### WHAT THE TASK ASKS
Can you print the data exactly and leave out each image?

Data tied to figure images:
........

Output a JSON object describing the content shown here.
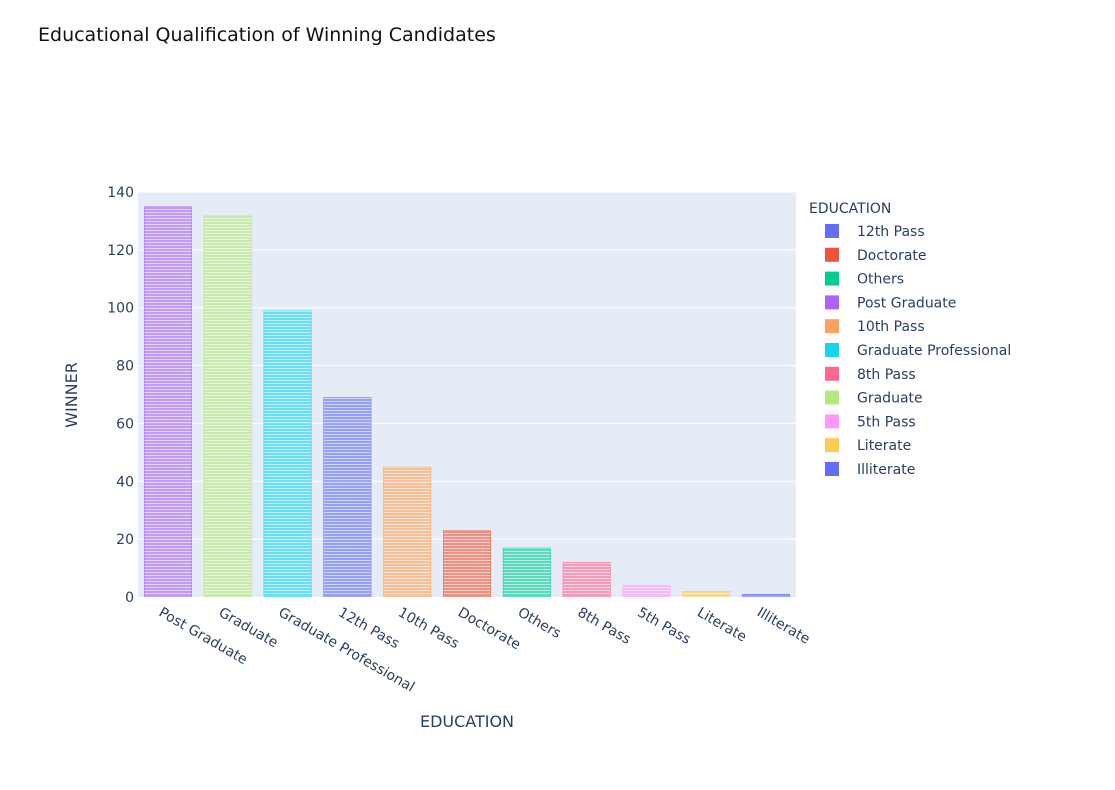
{
  "chart_data": {
    "type": "bar",
    "title": "Educational Qualification of Winning Candidates",
    "xlabel": "EDUCATION",
    "ylabel": "WINNER",
    "ylim": [
      0,
      140
    ],
    "yticks": [
      0,
      20,
      40,
      60,
      80,
      100,
      120,
      140
    ],
    "grid": true,
    "legend_title": "EDUCATION",
    "legend_position": "right",
    "categories": [
      "Post Graduate",
      "Graduate",
      "Graduate Professional",
      "12th Pass",
      "10th Pass",
      "Doctorate",
      "Others",
      "8th Pass",
      "5th Pass",
      "Literate",
      "Illiterate"
    ],
    "values": [
      135,
      132,
      99,
      69,
      45,
      23,
      17,
      12,
      4,
      2,
      1
    ],
    "colors": {
      "12th Pass": "#636efa",
      "Doctorate": "#EF553B",
      "Others": "#00cc96",
      "Post Graduate": "#ab63fa",
      "10th Pass": "#FFA15A",
      "Graduate Professional": "#19d3f3",
      "8th Pass": "#FF6692",
      "Graduate": "#B6E880",
      "5th Pass": "#FF97FF",
      "Literate": "#FECB52",
      "Illiterate": "#636efa"
    },
    "legend_order": [
      "12th Pass",
      "Doctorate",
      "Others",
      "Post Graduate",
      "10th Pass",
      "Graduate Professional",
      "8th Pass",
      "Graduate",
      "5th Pass",
      "Literate",
      "Illiterate"
    ]
  }
}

........

### FULL RESPONSE
Output a JSON object describing the content shown here.
{
  "chart_data": {
    "type": "bar",
    "title": "Educational Qualification of Winning Candidates",
    "xlabel": "EDUCATION",
    "ylabel": "WINNER",
    "ylim": [
      0,
      140
    ],
    "yticks": [
      0,
      20,
      40,
      60,
      80,
      100,
      120,
      140
    ],
    "grid": true,
    "legend_title": "EDUCATION",
    "legend_position": "right",
    "categories": [
      "Post Graduate",
      "Graduate",
      "Graduate Professional",
      "12th Pass",
      "10th Pass",
      "Doctorate",
      "Others",
      "8th Pass",
      "5th Pass",
      "Literate",
      "Illiterate"
    ],
    "values": [
      135,
      132,
      99,
      69,
      45,
      23,
      17,
      12,
      4,
      2,
      1
    ],
    "colors": {
      "12th Pass": "#636efa",
      "Doctorate": "#EF553B",
      "Others": "#00cc96",
      "Post Graduate": "#ab63fa",
      "10th Pass": "#FFA15A",
      "Graduate Professional": "#19d3f3",
      "8th Pass": "#FF6692",
      "Graduate": "#B6E880",
      "5th Pass": "#FF97FF",
      "Literate": "#FECB52",
      "Illiterate": "#636efa"
    },
    "legend_order": [
      "12th Pass",
      "Doctorate",
      "Others",
      "Post Graduate",
      "10th Pass",
      "Graduate Professional",
      "8th Pass",
      "Graduate",
      "5th Pass",
      "Literate",
      "Illiterate"
    ]
  }
}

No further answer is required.